The records should be repeated word for word, pictures excluded.
** BEGIN Supplied entries **
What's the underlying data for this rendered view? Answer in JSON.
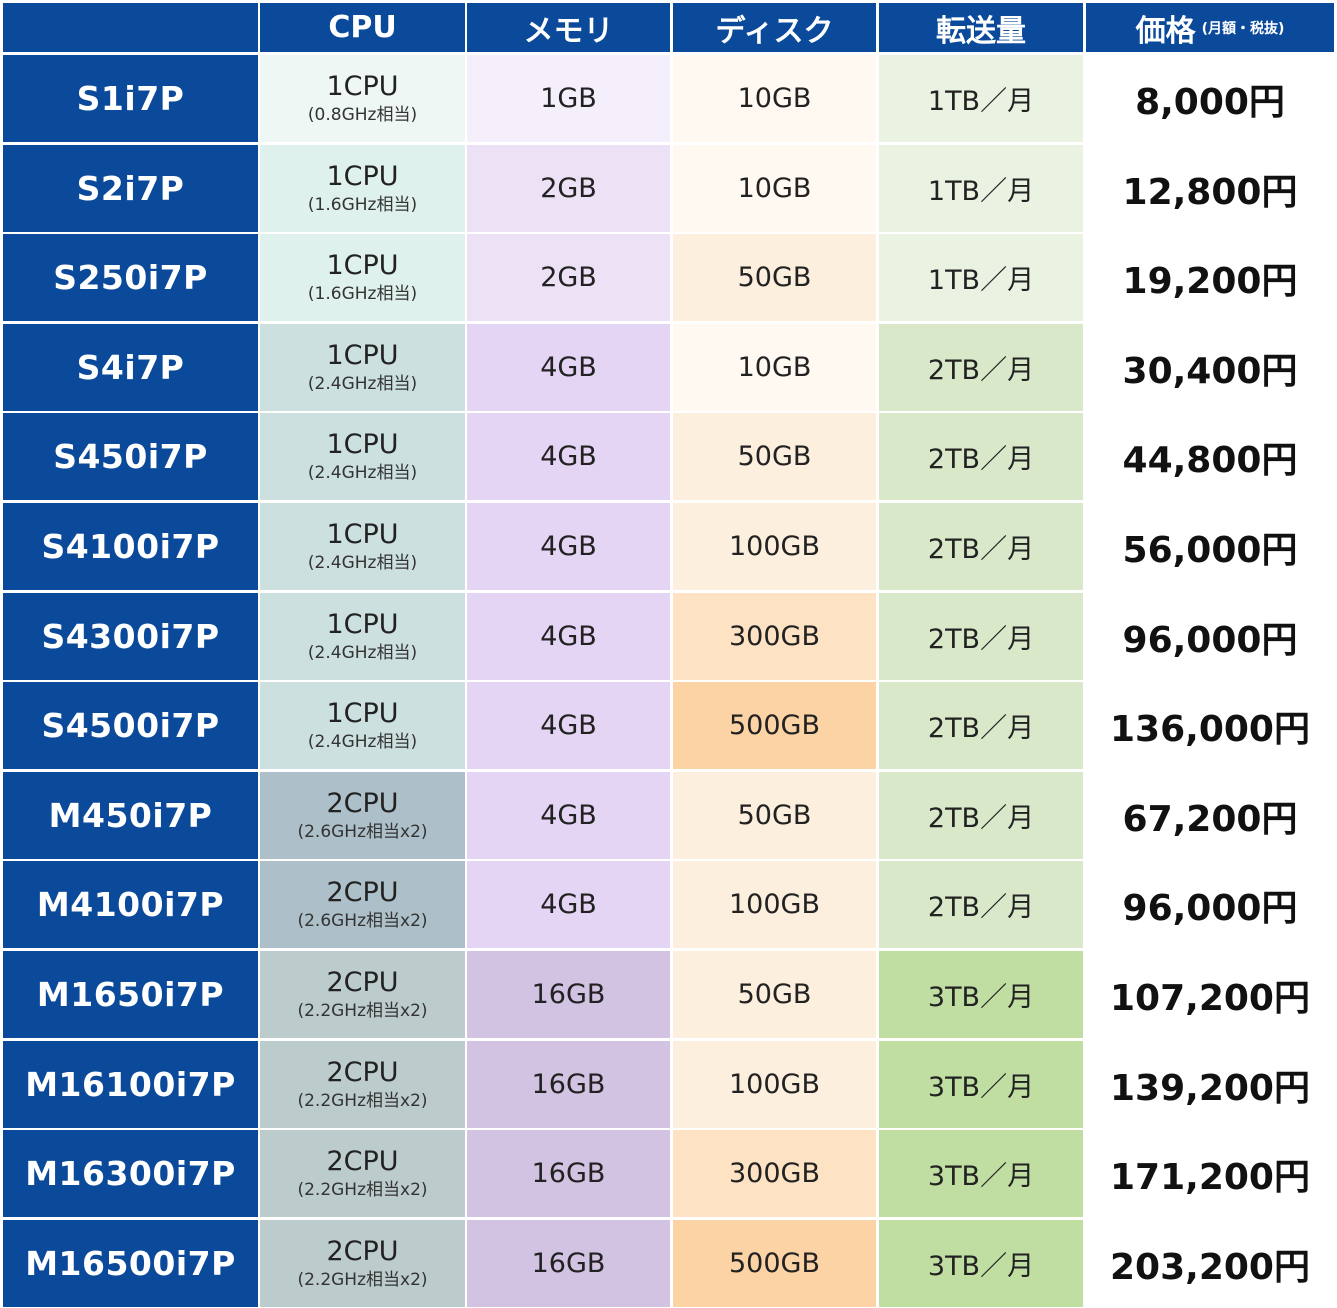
{
  "header": {
    "corner": "",
    "cpu": "CPU",
    "memory": "メモリ",
    "disk": "ディスク",
    "transfer": "転送量",
    "price": "価格",
    "price_note": "(月額・税抜)"
  },
  "colors": {
    "header_bg": "#0b4a9a",
    "header_text": "#ffffff",
    "name_bg": "#0b4a9a",
    "price_bg": "#ffffff",
    "cpu_levels": [
      "#eef7f4",
      "#dff1ec",
      "#cbe0df",
      "#adc0c9",
      "#bccccd"
    ],
    "memory_levels": [
      "#f4effb",
      "#ece1f5",
      "#e3d5f3",
      "#d2c3e2"
    ],
    "disk_levels": [
      "#fff9f2",
      "#fdefdd",
      "#fde2c4",
      "#fbd3a5"
    ],
    "transfer_levels": [
      "#eaf2e2",
      "#d9e8c9",
      "#c1dea2"
    ]
  },
  "rows": [
    {
      "name": "S1i7P",
      "cpu": "1CPU",
      "cpu_note": "(0.8GHz相当)",
      "memory": "1GB",
      "disk": "10GB",
      "transfer": "1TB／月",
      "price": "8,000円",
      "cpu_level": 0,
      "memory_level": 0,
      "disk_level": 0,
      "transfer_level": 0
    },
    {
      "name": "S2i7P",
      "cpu": "1CPU",
      "cpu_note": "(1.6GHz相当)",
      "memory": "2GB",
      "disk": "10GB",
      "transfer": "1TB／月",
      "price": "12,800円",
      "cpu_level": 1,
      "memory_level": 1,
      "disk_level": 0,
      "transfer_level": 0
    },
    {
      "name": "S250i7P",
      "cpu": "1CPU",
      "cpu_note": "(1.6GHz相当)",
      "memory": "2GB",
      "disk": "50GB",
      "transfer": "1TB／月",
      "price": "19,200円",
      "cpu_level": 1,
      "memory_level": 1,
      "disk_level": 1,
      "transfer_level": 0
    },
    {
      "name": "S4i7P",
      "cpu": "1CPU",
      "cpu_note": "(2.4GHz相当)",
      "memory": "4GB",
      "disk": "10GB",
      "transfer": "2TB／月",
      "price": "30,400円",
      "cpu_level": 2,
      "memory_level": 2,
      "disk_level": 0,
      "transfer_level": 1
    },
    {
      "name": "S450i7P",
      "cpu": "1CPU",
      "cpu_note": "(2.4GHz相当)",
      "memory": "4GB",
      "disk": "50GB",
      "transfer": "2TB／月",
      "price": "44,800円",
      "cpu_level": 2,
      "memory_level": 2,
      "disk_level": 1,
      "transfer_level": 1
    },
    {
      "name": "S4100i7P",
      "cpu": "1CPU",
      "cpu_note": "(2.4GHz相当)",
      "memory": "4GB",
      "disk": "100GB",
      "transfer": "2TB／月",
      "price": "56,000円",
      "cpu_level": 2,
      "memory_level": 2,
      "disk_level": 1,
      "transfer_level": 1
    },
    {
      "name": "S4300i7P",
      "cpu": "1CPU",
      "cpu_note": "(2.4GHz相当)",
      "memory": "4GB",
      "disk": "300GB",
      "transfer": "2TB／月",
      "price": "96,000円",
      "cpu_level": 2,
      "memory_level": 2,
      "disk_level": 2,
      "transfer_level": 1
    },
    {
      "name": "S4500i7P",
      "cpu": "1CPU",
      "cpu_note": "(2.4GHz相当)",
      "memory": "4GB",
      "disk": "500GB",
      "transfer": "2TB／月",
      "price": "136,000円",
      "cpu_level": 2,
      "memory_level": 2,
      "disk_level": 3,
      "transfer_level": 1
    },
    {
      "name": "M450i7P",
      "cpu": "2CPU",
      "cpu_note": "(2.6GHz相当x2)",
      "memory": "4GB",
      "disk": "50GB",
      "transfer": "2TB／月",
      "price": "67,200円",
      "cpu_level": 3,
      "memory_level": 2,
      "disk_level": 1,
      "transfer_level": 1
    },
    {
      "name": "M4100i7P",
      "cpu": "2CPU",
      "cpu_note": "(2.6GHz相当x2)",
      "memory": "4GB",
      "disk": "100GB",
      "transfer": "2TB／月",
      "price": "96,000円",
      "cpu_level": 3,
      "memory_level": 2,
      "disk_level": 1,
      "transfer_level": 1
    },
    {
      "name": "M1650i7P",
      "cpu": "2CPU",
      "cpu_note": "(2.2GHz相当x2)",
      "memory": "16GB",
      "disk": "50GB",
      "transfer": "3TB／月",
      "price": "107,200円",
      "cpu_level": 4,
      "memory_level": 3,
      "disk_level": 1,
      "transfer_level": 2
    },
    {
      "name": "M16100i7P",
      "cpu": "2CPU",
      "cpu_note": "(2.2GHz相当x2)",
      "memory": "16GB",
      "disk": "100GB",
      "transfer": "3TB／月",
      "price": "139,200円",
      "cpu_level": 4,
      "memory_level": 3,
      "disk_level": 1,
      "transfer_level": 2
    },
    {
      "name": "M16300i7P",
      "cpu": "2CPU",
      "cpu_note": "(2.2GHz相当x2)",
      "memory": "16GB",
      "disk": "300GB",
      "transfer": "3TB／月",
      "price": "171,200円",
      "cpu_level": 4,
      "memory_level": 3,
      "disk_level": 2,
      "transfer_level": 2
    },
    {
      "name": "M16500i7P",
      "cpu": "2CPU",
      "cpu_note": "(2.2GHz相当x2)",
      "memory": "16GB",
      "disk": "500GB",
      "transfer": "3TB／月",
      "price": "203,200円",
      "cpu_level": 4,
      "memory_level": 3,
      "disk_level": 3,
      "transfer_level": 2
    }
  ]
}
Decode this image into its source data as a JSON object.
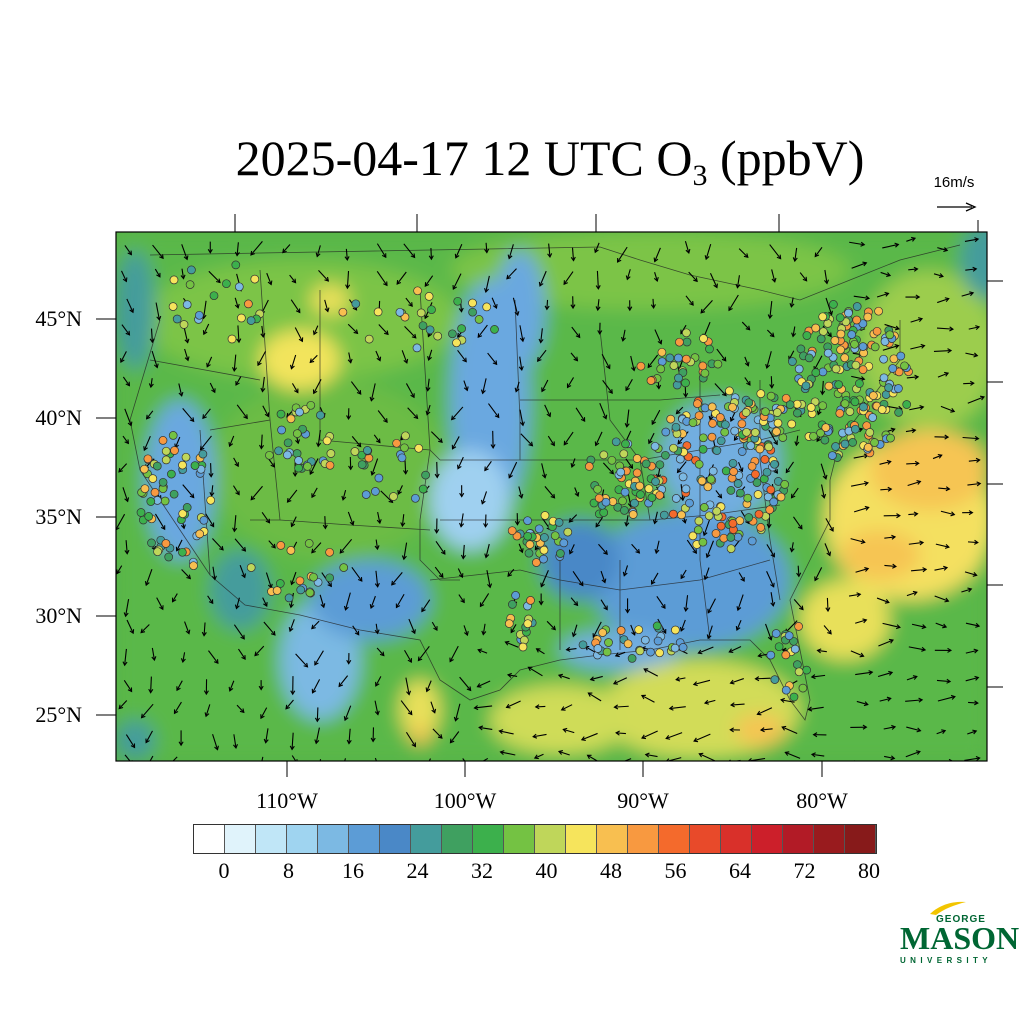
{
  "title": {
    "main": "2025-04-17 12 UTC O",
    "subscript": "3",
    "units": " (ppbV)"
  },
  "reference_vector": {
    "label": "16m/s"
  },
  "map": {
    "lat_ticks": [
      "45°N",
      "40°N",
      "35°N",
      "30°N",
      "25°N"
    ],
    "lon_ticks": [
      "110°W",
      "100°W",
      "90°W",
      "80°W"
    ]
  },
  "colorbar": {
    "colors": [
      "#ffffff",
      "#e0f3fb",
      "#c0e6f7",
      "#9fd4f0",
      "#7cb9e3",
      "#5c9cd6",
      "#4a88c7",
      "#449c9c",
      "#3fa060",
      "#3cb04c",
      "#74c243",
      "#bfd65a",
      "#f6e45c",
      "#f8bf50",
      "#f89940",
      "#f46a2c",
      "#e84a2a",
      "#d9302a",
      "#cc1f2a",
      "#b21b26",
      "#991b1e",
      "#871a1a"
    ],
    "labels": [
      "0",
      "8",
      "16",
      "24",
      "32",
      "40",
      "48",
      "56",
      "64",
      "72",
      "80"
    ]
  },
  "logo": {
    "line1": "GEORGE",
    "line2": "MASON",
    "line3": "UNIVERSITY",
    "color": "#006633",
    "accent": "#f2c500"
  }
}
** END Supplied entries **
## Worked answer
What's the underlying data for this rendered view? Answer in JSON.
{
  "header": {
    "corner": "",
    "cpu": "CPU",
    "memory": "メモリ",
    "disk": "ディスク",
    "transfer": "転送量",
    "price": "価格",
    "price_note": "(月額・税抜)"
  },
  "colors": {
    "header_bg": "#0b4a9a",
    "header_text": "#ffffff",
    "name_bg": "#0b4a9a",
    "price_bg": "#ffffff",
    "cpu_levels": [
      "#eef7f4",
      "#dff1ec",
      "#cbe0df",
      "#adc0c9",
      "#bccccd"
    ],
    "memory_levels": [
      "#f4effb",
      "#ece1f5",
      "#e3d5f3",
      "#d2c3e2"
    ],
    "disk_levels": [
      "#fff9f2",
      "#fdefdd",
      "#fde2c4",
      "#fbd3a5"
    ],
    "transfer_levels": [
      "#eaf2e2",
      "#d9e8c9",
      "#c1dea2"
    ]
  },
  "rows": [
    {
      "name": "S1i7P",
      "cpu": "1CPU",
      "cpu_note": "(0.8GHz相当)",
      "memory": "1GB",
      "disk": "10GB",
      "transfer": "1TB／月",
      "price": "8,000円",
      "cpu_level": 0,
      "memory_level": 0,
      "disk_level": 0,
      "transfer_level": 0
    },
    {
      "name": "S2i7P",
      "cpu": "1CPU",
      "cpu_note": "(1.6GHz相当)",
      "memory": "2GB",
      "disk": "10GB",
      "transfer": "1TB／月",
      "price": "12,800円",
      "cpu_level": 1,
      "memory_level": 1,
      "disk_level": 0,
      "transfer_level": 0
    },
    {
      "name": "S250i7P",
      "cpu": "1CPU",
      "cpu_note": "(1.6GHz相当)",
      "memory": "2GB",
      "disk": "50GB",
      "transfer": "1TB／月",
      "price": "19,200円",
      "cpu_level": 1,
      "memory_level": 1,
      "disk_level": 1,
      "transfer_level": 0
    },
    {
      "name": "S4i7P",
      "cpu": "1CPU",
      "cpu_note": "(2.4GHz相当)",
      "memory": "4GB",
      "disk": "10GB",
      "transfer": "2TB／月",
      "price": "30,400円",
      "cpu_level": 2,
      "memory_level": 2,
      "disk_level": 0,
      "transfer_level": 1
    },
    {
      "name": "S450i7P",
      "cpu": "1CPU",
      "cpu_note": "(2.4GHz相当)",
      "memory": "4GB",
      "disk": "50GB",
      "transfer": "2TB／月",
      "price": "44,800円",
      "cpu_level": 2,
      "memory_level": 2,
      "disk_level": 1,
      "transfer_level": 1
    },
    {
      "name": "S4100i7P",
      "cpu": "1CPU",
      "cpu_note": "(2.4GHz相当)",
      "memory": "4GB",
      "disk": "100GB",
      "transfer": "2TB／月",
      "price": "56,000円",
      "cpu_level": 2,
      "memory_level": 2,
      "disk_level": 1,
      "transfer_level": 1
    },
    {
      "name": "S4300i7P",
      "cpu": "1CPU",
      "cpu_note": "(2.4GHz相当)",
      "memory": "4GB",
      "disk": "300GB",
      "transfer": "2TB／月",
      "price": "96,000円",
      "cpu_level": 2,
      "memory_level": 2,
      "disk_level": 2,
      "transfer_level": 1
    },
    {
      "name": "S4500i7P",
      "cpu": "1CPU",
      "cpu_note": "(2.4GHz相当)",
      "memory": "4GB",
      "disk": "500GB",
      "transfer": "2TB／月",
      "price": "136,000円",
      "cpu_level": 2,
      "memory_level": 2,
      "disk_level": 3,
      "transfer_level": 1
    },
    {
      "name": "M450i7P",
      "cpu": "2CPU",
      "cpu_note": "(2.6GHz相当x2)",
      "memory": "4GB",
      "disk": "50GB",
      "transfer": "2TB／月",
      "price": "67,200円",
      "cpu_level": 3,
      "memory_level": 2,
      "disk_level": 1,
      "transfer_level": 1
    },
    {
      "name": "M4100i7P",
      "cpu": "2CPU",
      "cpu_note": "(2.6GHz相当x2)",
      "memory": "4GB",
      "disk": "100GB",
      "transfer": "2TB／月",
      "price": "96,000円",
      "cpu_level": 3,
      "memory_level": 2,
      "disk_level": 1,
      "transfer_level": 1
    },
    {
      "name": "M1650i7P",
      "cpu": "2CPU",
      "cpu_note": "(2.2GHz相当x2)",
      "memory": "16GB",
      "disk": "50GB",
      "transfer": "3TB／月",
      "price": "107,200円",
      "cpu_level": 4,
      "memory_level": 3,
      "disk_level": 1,
      "transfer_level": 2
    },
    {
      "name": "M16100i7P",
      "cpu": "2CPU",
      "cpu_note": "(2.2GHz相当x2)",
      "memory": "16GB",
      "disk": "100GB",
      "transfer": "3TB／月",
      "price": "139,200円",
      "cpu_level": 4,
      "memory_level": 3,
      "disk_level": 1,
      "transfer_level": 2
    },
    {
      "name": "M16300i7P",
      "cpu": "2CPU",
      "cpu_note": "(2.2GHz相当x2)",
      "memory": "16GB",
      "disk": "300GB",
      "transfer": "3TB／月",
      "price": "171,200円",
      "cpu_level": 4,
      "memory_level": 3,
      "disk_level": 2,
      "transfer_level": 2
    },
    {
      "name": "M16500i7P",
      "cpu": "2CPU",
      "cpu_note": "(2.2GHz相当x2)",
      "memory": "16GB",
      "disk": "500GB",
      "transfer": "3TB／月",
      "price": "203,200円",
      "cpu_level": 4,
      "memory_level": 3,
      "disk_level": 3,
      "transfer_level": 2
    }
  ]
}
Decode this image into its source data as a JSON object.
{
  "title": {
    "main": "2025-04-17 12 UTC O",
    "subscript": "3",
    "units": " (ppbV)"
  },
  "reference_vector": {
    "label": "16m/s"
  },
  "map": {
    "lat_ticks": [
      "45°N",
      "40°N",
      "35°N",
      "30°N",
      "25°N"
    ],
    "lon_ticks": [
      "110°W",
      "100°W",
      "90°W",
      "80°W"
    ]
  },
  "colorbar": {
    "colors": [
      "#ffffff",
      "#e0f3fb",
      "#c0e6f7",
      "#9fd4f0",
      "#7cb9e3",
      "#5c9cd6",
      "#4a88c7",
      "#449c9c",
      "#3fa060",
      "#3cb04c",
      "#74c243",
      "#bfd65a",
      "#f6e45c",
      "#f8bf50",
      "#f89940",
      "#f46a2c",
      "#e84a2a",
      "#d9302a",
      "#cc1f2a",
      "#b21b26",
      "#991b1e",
      "#871a1a"
    ],
    "labels": [
      "0",
      "8",
      "16",
      "24",
      "32",
      "40",
      "48",
      "56",
      "64",
      "72",
      "80"
    ]
  },
  "logo": {
    "line1": "GEORGE",
    "line2": "MASON",
    "line3": "UNIVERSITY",
    "color": "#006633",
    "accent": "#f2c500"
  }
}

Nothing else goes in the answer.